== Selected text ==
....................
- Date: May 28, 2016
- Venue: Leonard Nimoy Thalia, Symphony Space, New York City
- Entrants: 13
- Placements: 5
- Debuts: California; Colorado; Connecticut; Florida; Illinois; Maryland; Massachusetts; Mississippi; Nevada; New Jersey; New York; Pennsylvania; Texas;
- Winner: Michelle Leon (New York)

= Miss Grand United States 2016 =

1st edition of the Miss Grand United States competition

Miss Grand United States 2016 was the first edition of the Miss Grand USA pageant, held on May 28, 2016, at Leonard Nimoy Thalia, Symphony Space, New York City. Thirteen national delegates competed for the title, of whom the representative of New York, Michelle Leon, was announced the winner. She then represented the country at the Miss Grand International 2016 pageant in Las Vegas, and was named the fourth runner-up.
....................
== Extracted entries ==
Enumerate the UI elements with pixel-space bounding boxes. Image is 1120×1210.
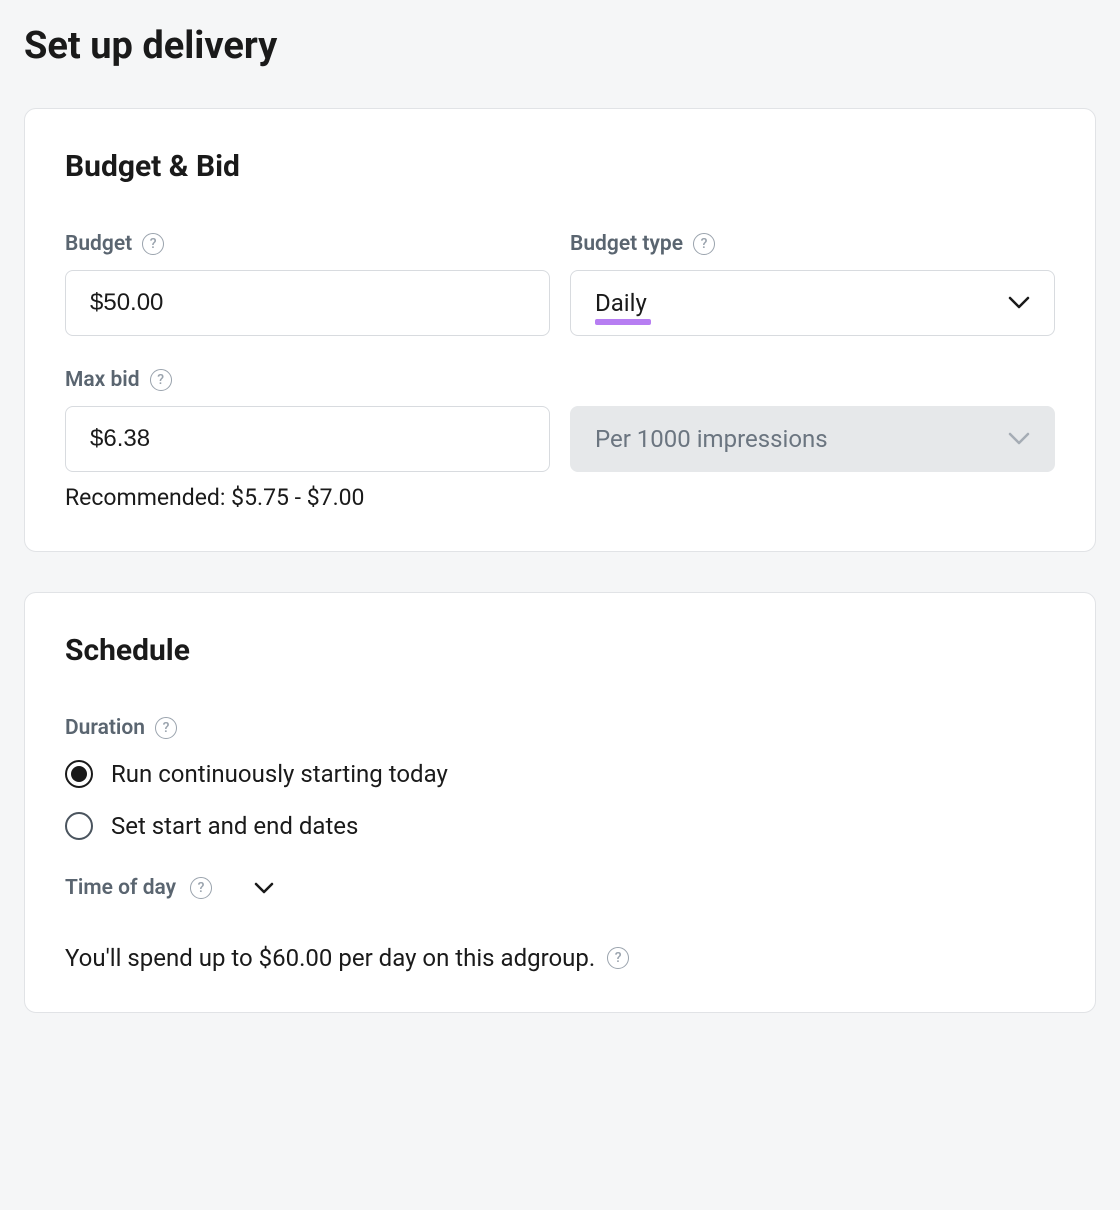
help-icon[interactable]: ?	[607, 947, 629, 969]
duration-option-set-dates[interactable]: Set start and end dates	[65, 812, 1055, 840]
duration-radio-group: Run continuously starting today Set star…	[65, 760, 1055, 840]
budget-type-selected: Daily	[595, 289, 647, 317]
duration-label-row: Duration ?	[65, 716, 1055, 740]
budget-type-field: Budget type ? Daily	[570, 232, 1055, 336]
budget-type-select[interactable]: Daily	[570, 270, 1055, 336]
radio-unselected-icon	[65, 812, 93, 840]
chevron-down-icon	[1008, 432, 1030, 446]
duration-option-set-dates-label: Set start and end dates	[111, 812, 358, 840]
help-icon[interactable]: ?	[142, 233, 164, 255]
schedule-title: Schedule	[65, 633, 1055, 668]
help-icon[interactable]: ?	[693, 233, 715, 255]
max-bid-label-row: Max bid ?	[65, 368, 550, 392]
help-icon[interactable]: ?	[190, 877, 212, 899]
max-bid-row: Max bid ? Recommended: $5.75 - $7.00 Per…	[65, 368, 1055, 511]
budget-row: Budget ? Budget type ? Daily	[65, 232, 1055, 336]
bid-unit-field: Per 1000 impressions	[570, 368, 1055, 511]
max-bid-input[interactable]	[65, 406, 550, 472]
duration-label: Duration	[65, 716, 145, 740]
budget-field: Budget ?	[65, 232, 550, 336]
bid-unit-selected: Per 1000 impressions	[595, 425, 828, 453]
duration-option-continuous[interactable]: Run continuously starting today	[65, 760, 1055, 788]
budget-bid-card: Budget & Bid Budget ? Budget type ? Dail…	[24, 108, 1096, 552]
budget-bid-title: Budget & Bid	[65, 149, 1055, 184]
help-icon[interactable]: ?	[155, 717, 177, 739]
duration-option-continuous-label: Run continuously starting today	[111, 760, 448, 788]
spend-summary-row: You'll spend up to $60.00 per day on thi…	[65, 944, 1055, 972]
radio-selected-icon	[65, 760, 93, 788]
max-bid-recommended: Recommended: $5.75 - $7.00	[65, 484, 550, 511]
page-title: Set up delivery	[24, 24, 1096, 68]
budget-label-row: Budget ?	[65, 232, 550, 256]
help-icon[interactable]: ?	[150, 369, 172, 391]
budget-type-label-row: Budget type ?	[570, 232, 1055, 256]
time-of-day-toggle[interactable]: Time of day ?	[65, 876, 1055, 900]
budget-type-label: Budget type	[570, 232, 683, 256]
budget-input[interactable]	[65, 270, 550, 336]
max-bid-label: Max bid	[65, 368, 140, 392]
chevron-down-icon	[254, 882, 274, 894]
time-of-day-label: Time of day	[65, 876, 176, 900]
chevron-down-icon	[1008, 296, 1030, 310]
budget-label: Budget	[65, 232, 132, 256]
max-bid-field: Max bid ? Recommended: $5.75 - $7.00	[65, 368, 550, 511]
bid-unit-select: Per 1000 impressions	[570, 406, 1055, 472]
schedule-card: Schedule Duration ? Run continuously sta…	[24, 592, 1096, 1013]
spend-summary: You'll spend up to $60.00 per day on thi…	[65, 944, 595, 972]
....................
== Objective 1 ==
Can you reproduce the part of the Miss Grand United States 2016 article starting with "- Date: May" and going on through "the fourth runner-up."?
== Objective 2 ==
Can you resume the Miss Grand United States 2016 article right after its final sentence?

== Task result 1 ==
- Date: May 28, 2016
- Venue: Leonard Nimoy Thalia, Symphony Space, New York City
- Entrants: 13
- Placements: 5
- Debuts: California; Colorado; Connecticut; Florida; Illinois; Maryland; Massachusetts; Mississippi; Nevada; New Jersey; New York; Pennsylvania; Texas;
- Winner: Michelle Leon (New York)

= Miss Grand United States 2016 =

1st edition of the Miss Grand United States competition

Miss Grand United States 2016 was the first edition of the Miss Grand USA pageant, held on May 28, 2016, at Leonard Nimoy Thalia, Symphony Space, New York City. Thirteen national delegates competed for the title, of whom the representative of New York, Michelle Leon, was announced the winner. She then represented the country at the Miss Grand International 2016 pageant in Las Vegas, and was named the fourth runner-up.

== Task result 2 ==
== Results ==

Miss Grand USA 2016; 13 national finalists

| Final results | Contestant |
|---|---|
| Miss Grand USA 2016 | New York – Michelle Leon; |
| 1st Runner-Up | Illinois – Heather Jorgensen; |
| 2nd Runner-Up | Mississippi – Melissa Martinez; |
| Top 5 | New Jersey – Karina Lopez; Pennsylvania – Jodelis Diaz; |

==Contestants==
Thirteen state titleholders competed for the national title.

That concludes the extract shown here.